■ EXERCISE REQUIREMENTS: Reproduce every line of the data below without any changes.

++++

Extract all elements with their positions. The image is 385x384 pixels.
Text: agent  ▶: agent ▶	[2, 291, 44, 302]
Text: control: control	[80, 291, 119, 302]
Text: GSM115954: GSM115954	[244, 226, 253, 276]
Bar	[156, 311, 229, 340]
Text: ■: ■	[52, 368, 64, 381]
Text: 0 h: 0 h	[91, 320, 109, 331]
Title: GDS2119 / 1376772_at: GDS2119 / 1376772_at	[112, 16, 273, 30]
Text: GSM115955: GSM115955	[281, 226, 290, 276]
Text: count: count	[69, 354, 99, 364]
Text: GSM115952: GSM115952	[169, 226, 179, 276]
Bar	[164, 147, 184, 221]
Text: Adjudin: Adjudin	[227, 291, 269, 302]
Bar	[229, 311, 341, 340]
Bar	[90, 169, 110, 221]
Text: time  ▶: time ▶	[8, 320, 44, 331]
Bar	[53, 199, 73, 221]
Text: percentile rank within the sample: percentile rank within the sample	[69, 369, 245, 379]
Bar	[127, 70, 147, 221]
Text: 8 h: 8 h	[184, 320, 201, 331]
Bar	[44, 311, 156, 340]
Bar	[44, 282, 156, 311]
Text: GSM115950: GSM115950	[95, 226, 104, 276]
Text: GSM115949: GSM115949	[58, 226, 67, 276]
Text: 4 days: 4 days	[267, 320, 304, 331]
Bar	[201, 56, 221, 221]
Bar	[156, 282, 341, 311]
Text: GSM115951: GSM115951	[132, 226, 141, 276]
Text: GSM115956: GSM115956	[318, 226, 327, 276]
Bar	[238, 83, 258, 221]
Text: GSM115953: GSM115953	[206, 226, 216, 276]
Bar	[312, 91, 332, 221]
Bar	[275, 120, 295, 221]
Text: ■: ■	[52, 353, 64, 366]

++++

■ ANSWER FOR THIS EXERCISE:
Extract all elements with their positions. The image is 385x384 pixels.
Text: agent  ▶: agent ▶	[2, 291, 44, 302]
Text: control: control	[80, 291, 119, 302]
Text: GSM115954: GSM115954	[244, 226, 253, 276]
Bar	[156, 311, 229, 340]
Text: ■: ■	[52, 368, 64, 381]
Text: 0 h: 0 h	[91, 320, 109, 331]
Title: GDS2119 / 1376772_at: GDS2119 / 1376772_at	[112, 16, 273, 30]
Text: GSM115955: GSM115955	[281, 226, 290, 276]
Text: count: count	[69, 354, 99, 364]
Text: GSM115952: GSM115952	[169, 226, 179, 276]
Bar	[164, 147, 184, 221]
Text: Adjudin: Adjudin	[227, 291, 269, 302]
Bar	[229, 311, 341, 340]
Bar	[90, 169, 110, 221]
Text: time  ▶: time ▶	[8, 320, 44, 331]
Bar	[53, 199, 73, 221]
Text: percentile rank within the sample: percentile rank within the sample	[69, 369, 245, 379]
Bar	[127, 70, 147, 221]
Text: 8 h: 8 h	[184, 320, 201, 331]
Bar	[44, 311, 156, 340]
Bar	[44, 282, 156, 311]
Text: GSM115950: GSM115950	[95, 226, 104, 276]
Text: GSM115949: GSM115949	[58, 226, 67, 276]
Text: 4 days: 4 days	[267, 320, 304, 331]
Bar	[201, 56, 221, 221]
Bar	[156, 282, 341, 311]
Text: GSM115951: GSM115951	[132, 226, 141, 276]
Text: GSM115956: GSM115956	[318, 226, 327, 276]
Bar	[238, 83, 258, 221]
Text: GSM115953: GSM115953	[206, 226, 216, 276]
Bar	[312, 91, 332, 221]
Bar	[275, 120, 295, 221]
Text: ■: ■	[52, 353, 64, 366]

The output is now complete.